Directions for this task: Below are the records; copy each line in them that holds the word "color".

(Entries from a visual dataset)
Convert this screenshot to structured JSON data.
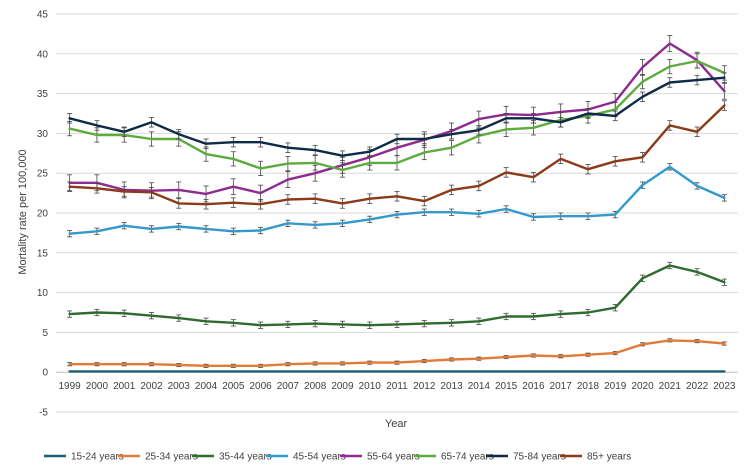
{
  "chart_data": {
    "type": "line",
    "title": "",
    "xlabel": "Year",
    "ylabel": "Mortality rate per 100,000",
    "ylim": [
      -5,
      45
    ],
    "yticks": [
      -5,
      0,
      5,
      10,
      15,
      20,
      25,
      30,
      35,
      40,
      45
    ],
    "grid": true,
    "legend_position": "bottom",
    "x": [
      "1999",
      "2000",
      "2001",
      "2002",
      "2003",
      "2004",
      "2005",
      "2006",
      "2007",
      "2008",
      "2009",
      "2010",
      "2011",
      "2012",
      "2013",
      "2014",
      "2015",
      "2016",
      "2017",
      "2018",
      "2019",
      "2020",
      "2021",
      "2022",
      "2023"
    ],
    "series": [
      {
        "name": "15-24 years",
        "color": "#1f5c7a",
        "values": [
          0.1,
          0.1,
          0.1,
          0.1,
          0.1,
          0.1,
          0.1,
          0.1,
          0.1,
          0.1,
          0.1,
          0.1,
          0.1,
          0.1,
          0.1,
          0.1,
          0.1,
          0.1,
          0.1,
          0.1,
          0.1,
          0.1,
          0.1,
          0.1,
          0.1
        ],
        "error": 0.1
      },
      {
        "name": "25-34 years",
        "color": "#e07b39",
        "values": [
          1.0,
          1.0,
          1.0,
          1.0,
          0.9,
          0.8,
          0.8,
          0.8,
          1.0,
          1.1,
          1.1,
          1.2,
          1.2,
          1.4,
          1.6,
          1.7,
          1.9,
          2.1,
          2.0,
          2.2,
          2.4,
          3.5,
          4.0,
          3.9,
          3.6
        ],
        "error": 0.2
      },
      {
        "name": "35-44 years",
        "color": "#2e6b2e",
        "values": [
          7.3,
          7.5,
          7.4,
          7.1,
          6.8,
          6.4,
          6.2,
          5.9,
          6.0,
          6.1,
          6.0,
          5.9,
          6.0,
          6.1,
          6.2,
          6.4,
          7.0,
          7.0,
          7.3,
          7.5,
          8.1,
          11.8,
          13.4,
          12.6,
          11.3
        ],
        "error": 0.4
      },
      {
        "name": "45-54 years",
        "color": "#3399cc",
        "values": [
          17.4,
          17.7,
          18.4,
          18.0,
          18.3,
          18.0,
          17.7,
          17.8,
          18.7,
          18.5,
          18.7,
          19.2,
          19.8,
          20.1,
          20.1,
          19.9,
          20.5,
          19.5,
          19.6,
          19.6,
          19.8,
          23.5,
          25.8,
          23.4,
          21.9
        ],
        "error": 0.4
      },
      {
        "name": "55-64 years",
        "color": "#8e2b8e",
        "values": [
          23.8,
          23.8,
          22.9,
          22.8,
          22.9,
          22.4,
          23.3,
          22.5,
          24.2,
          25.0,
          26.0,
          27.0,
          28.2,
          29.2,
          30.3,
          31.8,
          32.4,
          32.3,
          32.7,
          33.0,
          34.0,
          38.3,
          41.3,
          39.2,
          35.3
        ],
        "error": 1.0
      },
      {
        "name": "65-74 years",
        "color": "#5cab3c",
        "values": [
          30.6,
          29.8,
          29.8,
          29.3,
          29.3,
          27.4,
          26.8,
          25.6,
          26.2,
          26.3,
          25.4,
          26.3,
          26.3,
          27.6,
          28.2,
          29.7,
          30.5,
          30.7,
          31.7,
          32.2,
          33.0,
          36.5,
          38.4,
          39.1,
          37.6
        ],
        "error": 0.9
      },
      {
        "name": "75-84 years",
        "color": "#0e2a47",
        "values": [
          31.9,
          31.0,
          30.2,
          31.4,
          29.9,
          28.7,
          28.9,
          28.9,
          28.2,
          27.9,
          27.2,
          27.7,
          29.3,
          29.3,
          29.9,
          30.4,
          31.9,
          31.9,
          31.4,
          32.5,
          32.2,
          34.6,
          36.4,
          36.7,
          37.0
        ],
        "error": 0.6
      },
      {
        "name": "85+ years",
        "color": "#8b3a1a",
        "values": [
          23.3,
          23.1,
          22.7,
          22.6,
          21.2,
          21.1,
          21.3,
          21.1,
          21.7,
          21.8,
          21.2,
          21.8,
          22.1,
          21.5,
          22.9,
          23.4,
          25.1,
          24.5,
          26.8,
          25.5,
          26.5,
          27.0,
          31.0,
          30.2,
          33.5
        ],
        "error": 0.6
      }
    ]
  }
}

Written solution:
        "color": "#1f5c7a",
        "color": "#e07b39",
        "color": "#2e6b2e",
        "color": "#3399cc",
        "color": "#8e2b8e",
        "color": "#5cab3c",
        "color": "#0e2a47",
        "color": "#8b3a1a",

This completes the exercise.